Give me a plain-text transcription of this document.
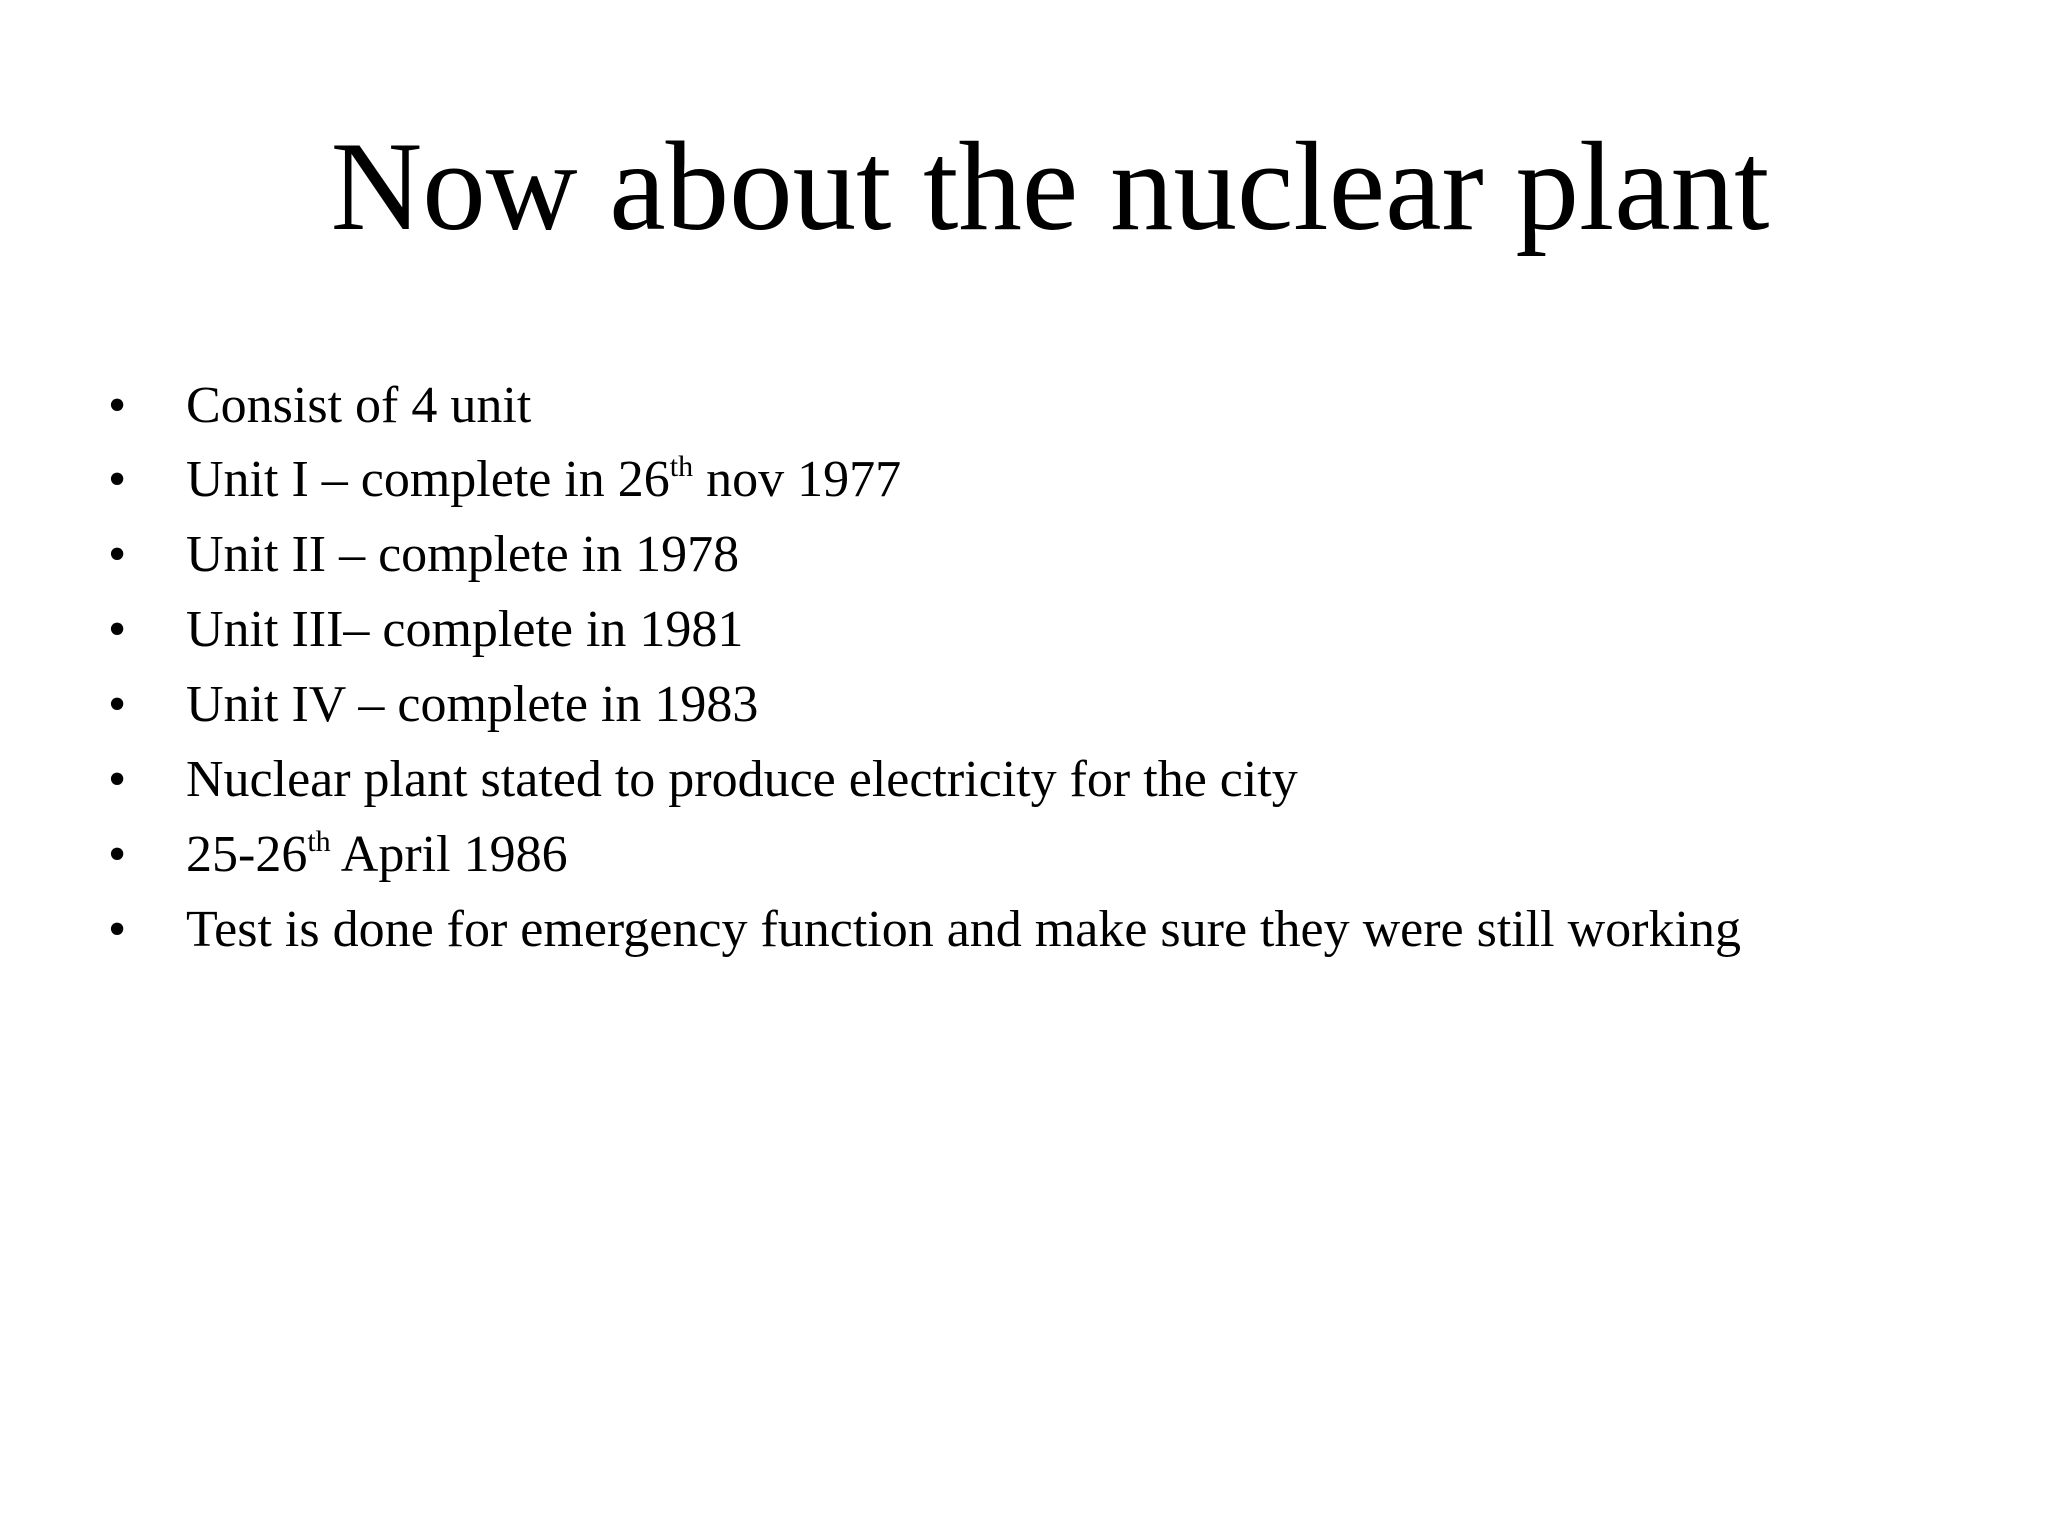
Now about the nuclear plant
• Consist of 4 unit
• Unit I – complete in 26th nov 1977
• Unit II – complete in 1978
• Unit III– complete in 1981
• Unit IV – complete in 1983
• Nuclear plant stated to produce electricity for the city
• 25-26th April 1986
• Test is done for emergency function and make sure they were still working
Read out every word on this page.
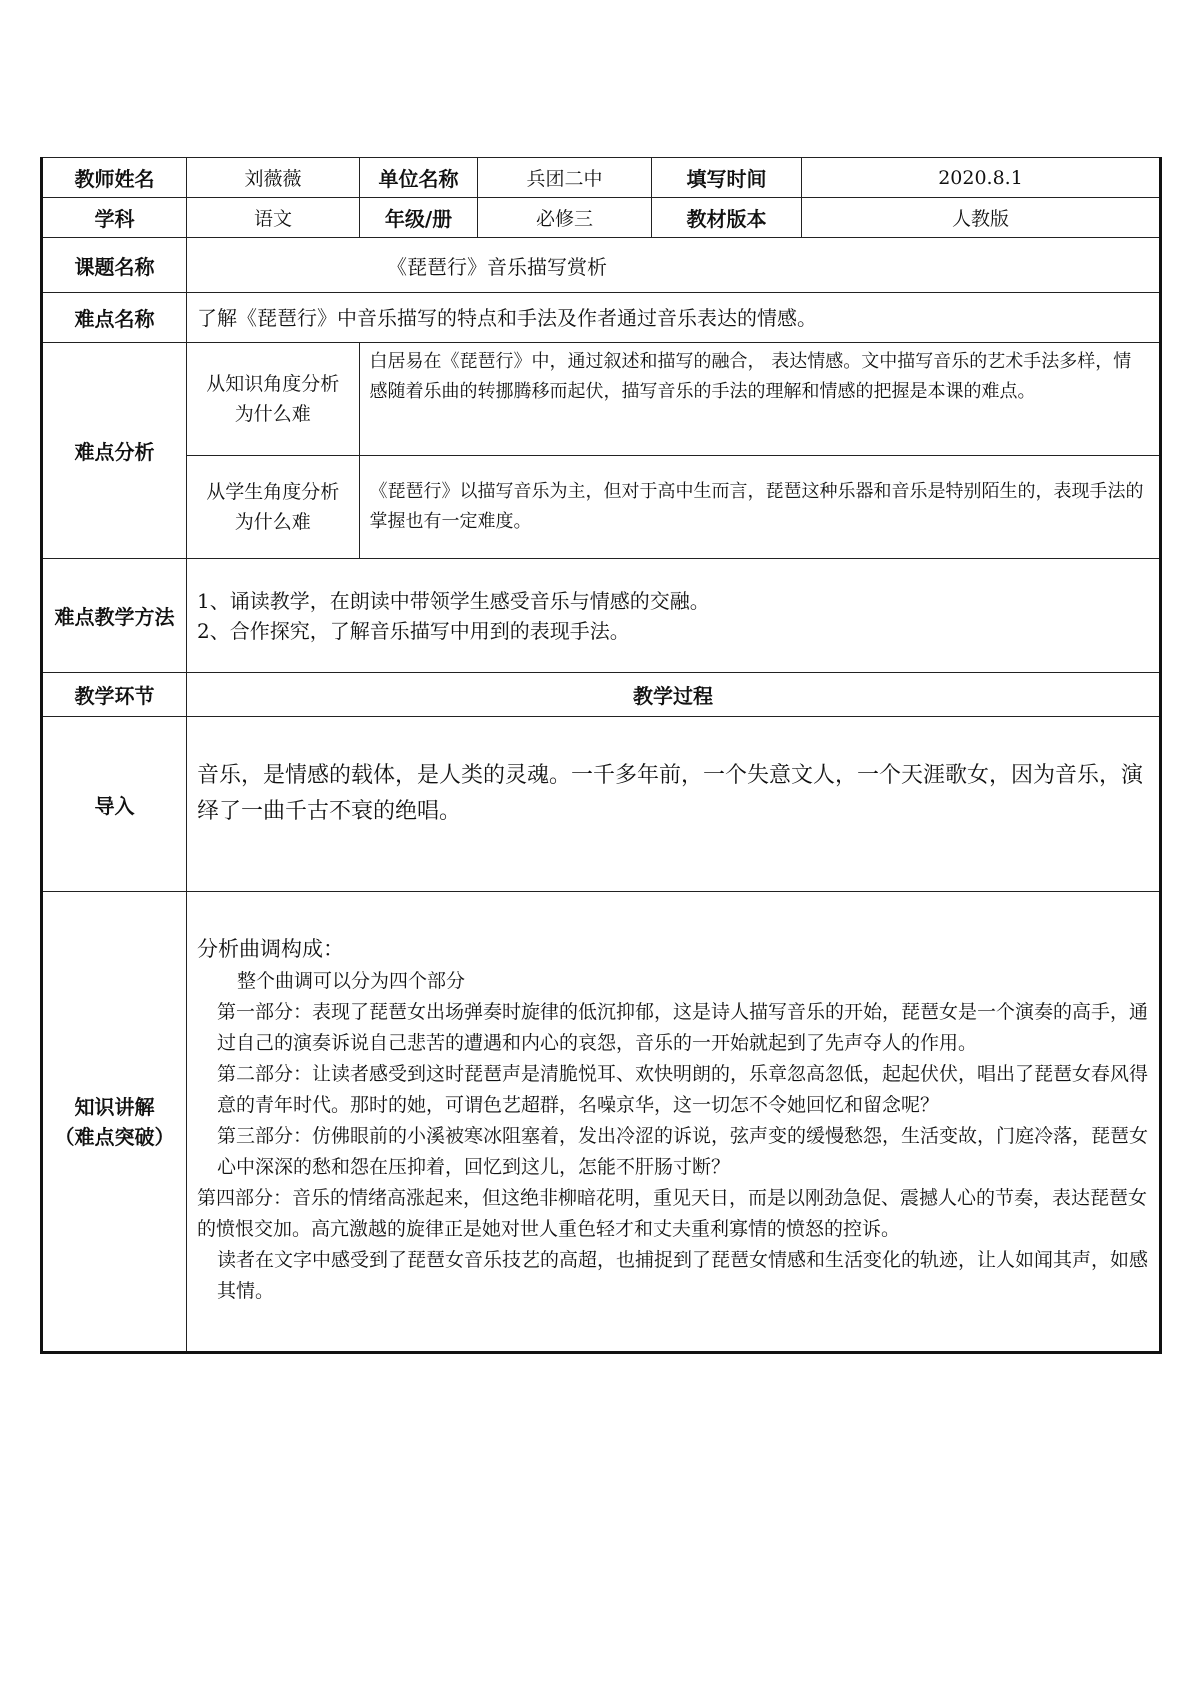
教师姓名	刘薇薇	单位名称	兵团二中	填写时间	2020.8.1
学科	语文	年级/册	必修三	教材版本	人教版
课题名称	《琵琶行》音乐描写赏析
难点名称	了解《琵琶行》中音乐描写的特点和手法及作者通过音乐表达的情感。
难点分析	
从知识角度分析为什么难	白居易在《琵琶行》中，通过叙述和描写的融合， 表达情感。文中描写音乐的艺术手法多样，情感随着乐曲的转挪腾移而起伏，描写音乐的手法的理解和情感的把握是本课的难点。
从学生角度分析为什么难	《琵琶行》以描写音乐为主，但对于高中生而言，琵琶这种乐器和音乐是特别陌生的，表现手法的掌握也有一定难度。

难点教学方法	
1、诵读教学，在朗读中带领学生感受音乐与情感的交融。
2、合作探究，了解音乐描写中用到的表现手法。

教学环节	教学过程
导入	音乐，是情感的载体，是人类的灵魂。一千多年前，一个失意文人，一个天涯歌女，因为音乐，演绎了一曲千古不衰的绝唱。

知识讲解
（难点突破）

分析曲调构成：

整个曲调可以分为四个部分

第一部分：表现了琵琶女出场弹奏时旋律的低沉抑郁，这是诗人描写音乐的开始，琵琶女是一个演奏的高手，通过自己的演奏诉说自己悲苦的遭遇和内心的哀怨，音乐的一开始就起到了先声夺人的作用。

第二部分：让读者感受到这时琵琶声是清脆悦耳、欢快明朗的，乐章忽高忽低，起起伏伏，唱出了琵琶女春风得意的青年时代。那时的她，可谓色艺超群，名噪京华，这一切怎不令她回忆和留念呢？

第三部分：仿佛眼前的小溪被寒冰阻塞着，发出冷涩的诉说，弦声变的缓慢愁怨，生活变故，门庭冷落，琵琶女心中深深的愁和怨在压抑着，回忆到这儿，怎能不肝肠寸断？

第四部分：音乐的情绪高涨起来，但这绝非柳暗花明，重见天日，而是以刚劲急促、震撼人心的节奏，表达琵琶女的愤恨交加。高亢激越的旋律正是她对世人重色轻才和丈夫重利寡情的愤怒的控诉。

读者在文字中感受到了琵琶女音乐技艺的高超，也捕捉到了琵琶女情感和生活变化的轨迹，让人如闻其声，如感其情。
● ● ● ● ● ● ●
Scan the material above. Copy each line that holds the word "this".

Give me a plain-text transcription of this document.
Read out every word on this page.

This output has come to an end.